** Start Supplied information **
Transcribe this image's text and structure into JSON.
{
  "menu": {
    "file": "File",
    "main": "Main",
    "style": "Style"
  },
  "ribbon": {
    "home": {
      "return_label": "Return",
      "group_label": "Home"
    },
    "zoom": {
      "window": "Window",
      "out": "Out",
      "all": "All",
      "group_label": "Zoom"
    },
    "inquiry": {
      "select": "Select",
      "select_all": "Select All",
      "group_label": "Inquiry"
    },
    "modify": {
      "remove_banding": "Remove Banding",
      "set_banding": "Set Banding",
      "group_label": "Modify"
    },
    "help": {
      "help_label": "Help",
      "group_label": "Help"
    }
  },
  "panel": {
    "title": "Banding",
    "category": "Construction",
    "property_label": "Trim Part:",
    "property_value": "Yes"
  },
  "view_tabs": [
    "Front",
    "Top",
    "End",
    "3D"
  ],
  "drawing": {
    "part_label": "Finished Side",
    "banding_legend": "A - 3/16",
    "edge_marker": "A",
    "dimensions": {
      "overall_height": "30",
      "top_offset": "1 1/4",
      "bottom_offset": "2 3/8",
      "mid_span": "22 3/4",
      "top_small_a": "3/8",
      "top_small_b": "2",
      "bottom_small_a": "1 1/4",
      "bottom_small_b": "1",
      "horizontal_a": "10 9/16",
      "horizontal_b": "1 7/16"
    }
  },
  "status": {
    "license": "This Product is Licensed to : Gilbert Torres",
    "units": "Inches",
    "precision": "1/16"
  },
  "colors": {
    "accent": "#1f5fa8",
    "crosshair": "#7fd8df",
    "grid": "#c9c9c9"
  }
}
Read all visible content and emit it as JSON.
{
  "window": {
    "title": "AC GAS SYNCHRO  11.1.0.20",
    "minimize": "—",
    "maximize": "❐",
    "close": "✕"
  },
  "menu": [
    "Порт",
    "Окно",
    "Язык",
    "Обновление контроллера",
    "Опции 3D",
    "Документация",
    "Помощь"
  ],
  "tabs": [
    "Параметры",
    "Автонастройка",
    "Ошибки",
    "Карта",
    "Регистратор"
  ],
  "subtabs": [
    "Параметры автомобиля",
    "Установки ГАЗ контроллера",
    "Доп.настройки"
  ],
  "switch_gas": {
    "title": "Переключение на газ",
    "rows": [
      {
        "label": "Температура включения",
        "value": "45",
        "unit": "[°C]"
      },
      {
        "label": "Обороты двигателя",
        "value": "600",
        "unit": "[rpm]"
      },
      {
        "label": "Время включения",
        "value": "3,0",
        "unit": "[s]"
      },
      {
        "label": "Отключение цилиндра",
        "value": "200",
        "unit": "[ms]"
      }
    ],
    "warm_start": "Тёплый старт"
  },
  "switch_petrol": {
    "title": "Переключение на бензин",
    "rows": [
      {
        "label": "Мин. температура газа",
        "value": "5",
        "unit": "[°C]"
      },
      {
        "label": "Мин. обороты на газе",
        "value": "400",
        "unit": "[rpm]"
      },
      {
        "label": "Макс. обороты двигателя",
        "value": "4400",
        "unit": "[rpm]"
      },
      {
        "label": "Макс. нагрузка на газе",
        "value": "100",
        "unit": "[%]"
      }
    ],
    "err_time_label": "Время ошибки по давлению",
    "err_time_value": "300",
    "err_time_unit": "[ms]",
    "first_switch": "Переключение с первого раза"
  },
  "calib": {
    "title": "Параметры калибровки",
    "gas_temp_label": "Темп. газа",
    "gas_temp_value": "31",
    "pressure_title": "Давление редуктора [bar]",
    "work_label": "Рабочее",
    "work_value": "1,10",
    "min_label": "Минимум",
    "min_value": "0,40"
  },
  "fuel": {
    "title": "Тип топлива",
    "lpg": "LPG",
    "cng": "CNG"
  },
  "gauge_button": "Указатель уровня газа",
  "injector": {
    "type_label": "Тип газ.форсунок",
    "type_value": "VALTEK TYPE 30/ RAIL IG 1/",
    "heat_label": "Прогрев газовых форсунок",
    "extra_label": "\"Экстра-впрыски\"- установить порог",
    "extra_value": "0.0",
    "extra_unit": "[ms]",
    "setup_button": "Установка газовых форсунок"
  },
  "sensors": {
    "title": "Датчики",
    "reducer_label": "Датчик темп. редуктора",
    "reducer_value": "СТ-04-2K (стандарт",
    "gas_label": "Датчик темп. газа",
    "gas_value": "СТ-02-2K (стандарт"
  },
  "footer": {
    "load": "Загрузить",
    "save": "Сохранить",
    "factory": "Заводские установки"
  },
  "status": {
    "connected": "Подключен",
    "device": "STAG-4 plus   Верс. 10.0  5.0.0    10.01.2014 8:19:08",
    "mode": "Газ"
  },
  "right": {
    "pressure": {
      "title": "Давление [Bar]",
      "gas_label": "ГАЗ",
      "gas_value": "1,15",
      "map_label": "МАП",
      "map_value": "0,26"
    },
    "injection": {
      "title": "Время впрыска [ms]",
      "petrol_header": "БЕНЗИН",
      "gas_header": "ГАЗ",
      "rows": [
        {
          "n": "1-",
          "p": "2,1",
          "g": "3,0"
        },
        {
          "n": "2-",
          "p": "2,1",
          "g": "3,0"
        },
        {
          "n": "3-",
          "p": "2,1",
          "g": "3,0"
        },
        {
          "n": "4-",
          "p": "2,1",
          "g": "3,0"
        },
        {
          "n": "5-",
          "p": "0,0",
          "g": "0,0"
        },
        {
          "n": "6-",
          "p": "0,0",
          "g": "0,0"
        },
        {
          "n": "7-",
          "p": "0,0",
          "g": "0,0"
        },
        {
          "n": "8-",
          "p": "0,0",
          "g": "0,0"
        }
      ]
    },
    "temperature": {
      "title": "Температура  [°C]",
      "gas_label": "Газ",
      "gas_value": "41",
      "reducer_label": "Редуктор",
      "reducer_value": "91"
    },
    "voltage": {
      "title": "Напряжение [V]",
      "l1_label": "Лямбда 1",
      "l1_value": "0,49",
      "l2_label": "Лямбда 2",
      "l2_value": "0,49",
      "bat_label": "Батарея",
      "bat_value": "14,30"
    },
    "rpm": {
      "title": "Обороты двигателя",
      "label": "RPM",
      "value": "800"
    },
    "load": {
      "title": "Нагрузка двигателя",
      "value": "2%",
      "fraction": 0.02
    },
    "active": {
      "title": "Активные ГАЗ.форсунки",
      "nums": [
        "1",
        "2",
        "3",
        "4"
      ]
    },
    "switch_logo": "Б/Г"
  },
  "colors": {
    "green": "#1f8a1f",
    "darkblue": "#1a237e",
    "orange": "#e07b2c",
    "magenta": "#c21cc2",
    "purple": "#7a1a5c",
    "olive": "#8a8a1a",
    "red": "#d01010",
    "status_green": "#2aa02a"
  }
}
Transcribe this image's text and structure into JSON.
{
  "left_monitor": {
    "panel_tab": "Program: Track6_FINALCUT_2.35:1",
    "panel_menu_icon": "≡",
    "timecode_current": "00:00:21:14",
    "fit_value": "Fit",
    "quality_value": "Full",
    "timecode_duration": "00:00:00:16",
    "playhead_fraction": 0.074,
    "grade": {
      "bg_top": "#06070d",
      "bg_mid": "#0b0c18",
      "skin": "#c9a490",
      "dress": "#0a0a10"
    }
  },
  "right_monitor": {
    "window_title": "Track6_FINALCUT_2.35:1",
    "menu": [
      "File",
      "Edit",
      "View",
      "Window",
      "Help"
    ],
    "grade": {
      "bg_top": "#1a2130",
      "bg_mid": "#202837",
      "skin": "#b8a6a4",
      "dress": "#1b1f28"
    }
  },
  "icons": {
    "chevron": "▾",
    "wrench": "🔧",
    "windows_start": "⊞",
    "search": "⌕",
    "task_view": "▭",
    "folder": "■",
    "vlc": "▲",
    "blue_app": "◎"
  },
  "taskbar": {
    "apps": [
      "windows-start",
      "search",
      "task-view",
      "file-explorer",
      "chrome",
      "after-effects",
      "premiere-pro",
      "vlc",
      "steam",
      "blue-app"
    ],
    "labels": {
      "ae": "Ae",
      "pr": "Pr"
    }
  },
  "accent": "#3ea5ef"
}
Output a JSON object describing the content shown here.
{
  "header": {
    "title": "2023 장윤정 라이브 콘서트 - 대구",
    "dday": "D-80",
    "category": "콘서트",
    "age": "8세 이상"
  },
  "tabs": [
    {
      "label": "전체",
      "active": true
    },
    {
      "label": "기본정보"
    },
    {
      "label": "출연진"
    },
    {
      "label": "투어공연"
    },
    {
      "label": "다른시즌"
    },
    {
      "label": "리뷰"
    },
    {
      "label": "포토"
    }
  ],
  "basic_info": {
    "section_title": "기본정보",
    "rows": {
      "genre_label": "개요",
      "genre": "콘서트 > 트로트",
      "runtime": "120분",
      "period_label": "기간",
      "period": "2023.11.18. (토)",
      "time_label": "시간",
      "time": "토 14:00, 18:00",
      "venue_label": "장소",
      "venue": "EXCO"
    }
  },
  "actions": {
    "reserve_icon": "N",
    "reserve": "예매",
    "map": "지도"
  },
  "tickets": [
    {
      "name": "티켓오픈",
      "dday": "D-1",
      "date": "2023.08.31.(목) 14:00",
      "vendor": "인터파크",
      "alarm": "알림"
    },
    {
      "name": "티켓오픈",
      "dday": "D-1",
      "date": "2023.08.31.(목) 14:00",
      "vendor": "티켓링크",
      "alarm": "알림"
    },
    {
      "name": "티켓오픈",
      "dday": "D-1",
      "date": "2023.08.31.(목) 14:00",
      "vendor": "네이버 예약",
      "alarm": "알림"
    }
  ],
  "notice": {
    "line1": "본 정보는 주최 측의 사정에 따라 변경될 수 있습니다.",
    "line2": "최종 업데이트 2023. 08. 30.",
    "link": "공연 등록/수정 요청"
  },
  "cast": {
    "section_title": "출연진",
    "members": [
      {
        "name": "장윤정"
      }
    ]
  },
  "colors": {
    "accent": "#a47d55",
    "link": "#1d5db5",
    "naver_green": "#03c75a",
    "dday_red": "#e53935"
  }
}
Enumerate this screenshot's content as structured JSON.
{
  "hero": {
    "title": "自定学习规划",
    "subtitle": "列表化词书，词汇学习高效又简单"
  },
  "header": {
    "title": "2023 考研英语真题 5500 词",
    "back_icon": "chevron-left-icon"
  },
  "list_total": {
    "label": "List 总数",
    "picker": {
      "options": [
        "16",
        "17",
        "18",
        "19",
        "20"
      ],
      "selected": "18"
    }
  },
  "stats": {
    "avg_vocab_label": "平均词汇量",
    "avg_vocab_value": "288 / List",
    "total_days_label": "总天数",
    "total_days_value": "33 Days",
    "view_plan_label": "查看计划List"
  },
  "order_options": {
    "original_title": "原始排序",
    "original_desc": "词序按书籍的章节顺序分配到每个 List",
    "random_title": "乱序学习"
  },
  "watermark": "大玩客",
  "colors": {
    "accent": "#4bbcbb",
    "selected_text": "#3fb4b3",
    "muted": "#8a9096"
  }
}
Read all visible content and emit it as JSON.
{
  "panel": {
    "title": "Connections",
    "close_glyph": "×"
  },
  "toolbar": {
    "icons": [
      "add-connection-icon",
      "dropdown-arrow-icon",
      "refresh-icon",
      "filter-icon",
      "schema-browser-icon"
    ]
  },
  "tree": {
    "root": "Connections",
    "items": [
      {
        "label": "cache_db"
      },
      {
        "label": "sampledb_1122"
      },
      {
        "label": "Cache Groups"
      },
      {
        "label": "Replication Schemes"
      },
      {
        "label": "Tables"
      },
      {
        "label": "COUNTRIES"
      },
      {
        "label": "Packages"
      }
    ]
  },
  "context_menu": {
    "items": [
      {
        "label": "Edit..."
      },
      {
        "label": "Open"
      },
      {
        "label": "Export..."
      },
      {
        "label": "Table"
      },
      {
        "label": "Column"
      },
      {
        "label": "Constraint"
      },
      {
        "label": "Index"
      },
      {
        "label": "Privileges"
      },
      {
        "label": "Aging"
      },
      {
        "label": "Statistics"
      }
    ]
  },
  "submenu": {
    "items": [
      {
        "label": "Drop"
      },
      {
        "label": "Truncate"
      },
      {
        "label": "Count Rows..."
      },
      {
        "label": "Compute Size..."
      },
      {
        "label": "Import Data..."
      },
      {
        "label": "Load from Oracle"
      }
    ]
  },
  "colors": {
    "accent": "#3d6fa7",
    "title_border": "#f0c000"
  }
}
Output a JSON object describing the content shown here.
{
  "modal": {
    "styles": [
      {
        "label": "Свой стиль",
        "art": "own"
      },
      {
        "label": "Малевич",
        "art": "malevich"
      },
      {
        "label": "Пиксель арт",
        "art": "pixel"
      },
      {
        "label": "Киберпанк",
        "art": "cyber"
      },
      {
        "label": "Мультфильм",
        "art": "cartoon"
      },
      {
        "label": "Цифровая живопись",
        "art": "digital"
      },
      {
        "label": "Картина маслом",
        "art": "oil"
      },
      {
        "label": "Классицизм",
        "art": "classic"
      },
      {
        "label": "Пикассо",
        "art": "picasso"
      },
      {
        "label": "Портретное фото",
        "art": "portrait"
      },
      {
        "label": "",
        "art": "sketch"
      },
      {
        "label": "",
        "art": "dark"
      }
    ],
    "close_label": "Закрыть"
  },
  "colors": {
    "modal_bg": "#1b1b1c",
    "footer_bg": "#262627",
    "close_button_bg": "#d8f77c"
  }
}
** End Supplied information **
▸ Task details
Gather all the lines that include the word "редуктора" and copy them out.

▸ Result below
    "pressure_title": "Давление редуктора [bar]",
    "reducer_label": "Датчик темп. редуктора",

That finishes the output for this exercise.